The request: Work out the number of lines in the records that include the word "baterije"; reply with that number alone.

::: Source material

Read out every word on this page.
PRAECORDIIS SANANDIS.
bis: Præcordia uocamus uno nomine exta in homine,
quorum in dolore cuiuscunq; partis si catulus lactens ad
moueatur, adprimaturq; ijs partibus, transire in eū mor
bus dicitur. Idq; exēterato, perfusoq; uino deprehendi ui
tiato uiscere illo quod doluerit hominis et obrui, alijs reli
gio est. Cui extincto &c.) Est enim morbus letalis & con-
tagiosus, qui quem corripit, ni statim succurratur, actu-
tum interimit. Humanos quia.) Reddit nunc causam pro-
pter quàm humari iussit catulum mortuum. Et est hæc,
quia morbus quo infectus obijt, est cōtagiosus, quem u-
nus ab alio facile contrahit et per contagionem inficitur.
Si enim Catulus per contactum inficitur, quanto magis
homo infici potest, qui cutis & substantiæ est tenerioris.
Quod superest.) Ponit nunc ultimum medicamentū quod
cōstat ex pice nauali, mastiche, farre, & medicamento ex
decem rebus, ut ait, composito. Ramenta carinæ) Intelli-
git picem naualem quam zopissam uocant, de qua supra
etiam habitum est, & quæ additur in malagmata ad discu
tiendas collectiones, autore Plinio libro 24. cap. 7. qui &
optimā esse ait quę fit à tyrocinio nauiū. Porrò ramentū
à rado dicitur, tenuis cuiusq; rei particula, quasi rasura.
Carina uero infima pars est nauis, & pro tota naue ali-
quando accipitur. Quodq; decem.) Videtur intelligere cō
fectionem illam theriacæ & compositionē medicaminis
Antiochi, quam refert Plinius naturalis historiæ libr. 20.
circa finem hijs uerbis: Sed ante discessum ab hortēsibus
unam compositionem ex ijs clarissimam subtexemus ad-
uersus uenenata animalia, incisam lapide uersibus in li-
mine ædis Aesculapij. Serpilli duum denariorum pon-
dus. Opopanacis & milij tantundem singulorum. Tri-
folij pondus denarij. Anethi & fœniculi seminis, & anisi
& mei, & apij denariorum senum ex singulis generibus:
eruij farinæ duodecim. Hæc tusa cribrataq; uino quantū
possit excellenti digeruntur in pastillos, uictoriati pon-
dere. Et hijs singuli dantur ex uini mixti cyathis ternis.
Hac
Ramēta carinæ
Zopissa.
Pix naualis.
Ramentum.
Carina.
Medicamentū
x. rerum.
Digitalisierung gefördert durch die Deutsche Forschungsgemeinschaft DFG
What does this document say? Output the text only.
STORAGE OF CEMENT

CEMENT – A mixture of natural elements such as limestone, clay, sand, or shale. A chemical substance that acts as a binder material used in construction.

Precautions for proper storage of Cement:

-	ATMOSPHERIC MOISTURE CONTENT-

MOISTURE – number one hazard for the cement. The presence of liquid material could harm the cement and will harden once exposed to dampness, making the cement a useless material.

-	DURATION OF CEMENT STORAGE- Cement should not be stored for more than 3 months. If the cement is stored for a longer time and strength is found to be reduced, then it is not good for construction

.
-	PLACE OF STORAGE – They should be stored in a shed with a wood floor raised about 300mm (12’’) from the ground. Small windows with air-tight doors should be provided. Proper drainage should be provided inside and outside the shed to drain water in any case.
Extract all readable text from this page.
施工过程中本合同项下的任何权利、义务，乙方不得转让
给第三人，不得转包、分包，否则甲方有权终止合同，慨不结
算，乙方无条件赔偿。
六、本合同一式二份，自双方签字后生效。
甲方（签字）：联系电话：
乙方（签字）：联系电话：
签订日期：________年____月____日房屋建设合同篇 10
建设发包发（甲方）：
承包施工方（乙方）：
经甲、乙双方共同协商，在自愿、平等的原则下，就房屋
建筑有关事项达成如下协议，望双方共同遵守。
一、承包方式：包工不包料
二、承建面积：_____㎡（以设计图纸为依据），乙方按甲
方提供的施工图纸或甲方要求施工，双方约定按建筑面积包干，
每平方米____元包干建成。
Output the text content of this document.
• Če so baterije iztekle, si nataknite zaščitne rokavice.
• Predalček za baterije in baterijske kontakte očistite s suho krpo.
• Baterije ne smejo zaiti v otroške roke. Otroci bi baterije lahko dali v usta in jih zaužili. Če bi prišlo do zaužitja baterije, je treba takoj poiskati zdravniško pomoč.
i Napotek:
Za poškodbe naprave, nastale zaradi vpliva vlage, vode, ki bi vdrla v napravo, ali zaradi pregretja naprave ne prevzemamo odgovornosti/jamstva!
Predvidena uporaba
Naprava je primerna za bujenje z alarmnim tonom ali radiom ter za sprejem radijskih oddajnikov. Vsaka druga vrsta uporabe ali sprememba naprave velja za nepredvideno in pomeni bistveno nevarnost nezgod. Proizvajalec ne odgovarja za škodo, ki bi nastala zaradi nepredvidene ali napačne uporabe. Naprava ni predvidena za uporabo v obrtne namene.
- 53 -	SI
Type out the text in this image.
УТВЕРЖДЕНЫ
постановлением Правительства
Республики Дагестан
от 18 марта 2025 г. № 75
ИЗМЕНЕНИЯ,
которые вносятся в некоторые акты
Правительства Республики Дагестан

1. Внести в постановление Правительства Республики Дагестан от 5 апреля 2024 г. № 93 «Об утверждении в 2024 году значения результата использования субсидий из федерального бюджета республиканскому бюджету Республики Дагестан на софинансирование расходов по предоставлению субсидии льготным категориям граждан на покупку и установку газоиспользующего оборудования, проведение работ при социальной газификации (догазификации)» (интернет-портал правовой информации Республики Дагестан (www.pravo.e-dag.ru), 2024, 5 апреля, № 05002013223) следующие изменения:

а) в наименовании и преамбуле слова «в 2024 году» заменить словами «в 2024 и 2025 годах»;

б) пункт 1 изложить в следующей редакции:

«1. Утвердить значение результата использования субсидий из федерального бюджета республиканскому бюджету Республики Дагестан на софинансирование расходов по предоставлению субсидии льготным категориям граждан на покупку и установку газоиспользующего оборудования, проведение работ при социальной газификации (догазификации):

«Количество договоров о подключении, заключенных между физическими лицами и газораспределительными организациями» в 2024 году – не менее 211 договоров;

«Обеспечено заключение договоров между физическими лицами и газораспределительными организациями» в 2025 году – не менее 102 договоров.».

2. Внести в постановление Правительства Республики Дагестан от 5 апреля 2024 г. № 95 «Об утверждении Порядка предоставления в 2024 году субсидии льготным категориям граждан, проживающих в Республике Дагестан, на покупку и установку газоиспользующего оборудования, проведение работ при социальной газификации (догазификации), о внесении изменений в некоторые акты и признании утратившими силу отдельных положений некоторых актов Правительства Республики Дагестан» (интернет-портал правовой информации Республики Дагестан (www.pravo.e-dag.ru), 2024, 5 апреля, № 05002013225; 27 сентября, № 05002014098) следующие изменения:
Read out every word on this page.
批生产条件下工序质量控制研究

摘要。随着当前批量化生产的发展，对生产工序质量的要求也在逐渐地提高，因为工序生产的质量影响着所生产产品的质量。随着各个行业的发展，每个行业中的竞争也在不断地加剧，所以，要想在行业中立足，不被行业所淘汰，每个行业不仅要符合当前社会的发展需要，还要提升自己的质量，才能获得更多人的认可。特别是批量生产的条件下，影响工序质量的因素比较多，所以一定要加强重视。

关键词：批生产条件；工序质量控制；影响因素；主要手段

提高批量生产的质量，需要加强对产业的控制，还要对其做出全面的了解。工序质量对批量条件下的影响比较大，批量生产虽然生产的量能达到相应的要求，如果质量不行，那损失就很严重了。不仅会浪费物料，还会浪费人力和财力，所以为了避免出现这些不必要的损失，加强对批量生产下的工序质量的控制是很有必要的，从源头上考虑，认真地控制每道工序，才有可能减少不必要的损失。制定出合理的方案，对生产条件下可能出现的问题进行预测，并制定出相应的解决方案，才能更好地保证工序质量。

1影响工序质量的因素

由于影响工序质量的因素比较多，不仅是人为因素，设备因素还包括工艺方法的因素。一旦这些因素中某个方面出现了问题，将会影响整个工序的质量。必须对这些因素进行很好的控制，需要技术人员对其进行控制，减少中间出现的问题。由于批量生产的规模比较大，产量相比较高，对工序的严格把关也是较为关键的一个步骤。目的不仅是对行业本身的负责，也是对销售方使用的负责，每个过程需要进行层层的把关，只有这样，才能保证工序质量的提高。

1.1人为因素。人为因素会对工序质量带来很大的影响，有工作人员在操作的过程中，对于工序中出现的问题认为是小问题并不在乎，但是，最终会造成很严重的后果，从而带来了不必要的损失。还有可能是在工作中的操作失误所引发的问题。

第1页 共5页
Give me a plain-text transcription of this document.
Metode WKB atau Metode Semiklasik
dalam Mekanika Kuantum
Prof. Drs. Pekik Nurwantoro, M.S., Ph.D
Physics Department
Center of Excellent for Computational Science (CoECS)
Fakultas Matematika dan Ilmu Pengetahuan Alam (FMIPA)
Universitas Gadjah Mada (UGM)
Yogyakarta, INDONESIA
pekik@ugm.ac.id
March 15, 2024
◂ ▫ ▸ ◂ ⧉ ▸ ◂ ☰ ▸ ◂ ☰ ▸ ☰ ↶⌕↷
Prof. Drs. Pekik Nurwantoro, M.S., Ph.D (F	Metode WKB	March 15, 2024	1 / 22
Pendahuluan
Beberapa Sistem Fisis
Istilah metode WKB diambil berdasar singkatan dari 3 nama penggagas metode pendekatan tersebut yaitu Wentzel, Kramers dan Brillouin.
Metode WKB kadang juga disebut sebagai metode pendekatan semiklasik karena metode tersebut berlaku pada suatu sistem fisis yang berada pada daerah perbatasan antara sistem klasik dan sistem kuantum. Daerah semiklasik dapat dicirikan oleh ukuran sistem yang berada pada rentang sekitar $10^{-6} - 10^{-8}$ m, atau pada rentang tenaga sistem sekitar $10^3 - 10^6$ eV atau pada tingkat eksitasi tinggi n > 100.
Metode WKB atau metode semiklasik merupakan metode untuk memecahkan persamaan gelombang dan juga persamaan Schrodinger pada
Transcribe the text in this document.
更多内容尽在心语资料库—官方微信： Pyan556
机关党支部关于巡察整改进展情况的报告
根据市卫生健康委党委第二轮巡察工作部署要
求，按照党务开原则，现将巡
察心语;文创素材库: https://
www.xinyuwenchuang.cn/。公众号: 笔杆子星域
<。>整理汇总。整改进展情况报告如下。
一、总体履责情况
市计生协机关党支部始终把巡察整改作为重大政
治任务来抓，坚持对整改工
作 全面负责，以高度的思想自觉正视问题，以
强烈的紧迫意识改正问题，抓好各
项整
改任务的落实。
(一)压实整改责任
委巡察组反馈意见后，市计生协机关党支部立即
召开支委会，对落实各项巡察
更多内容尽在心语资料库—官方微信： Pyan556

::::::

Answer for this exercise: 3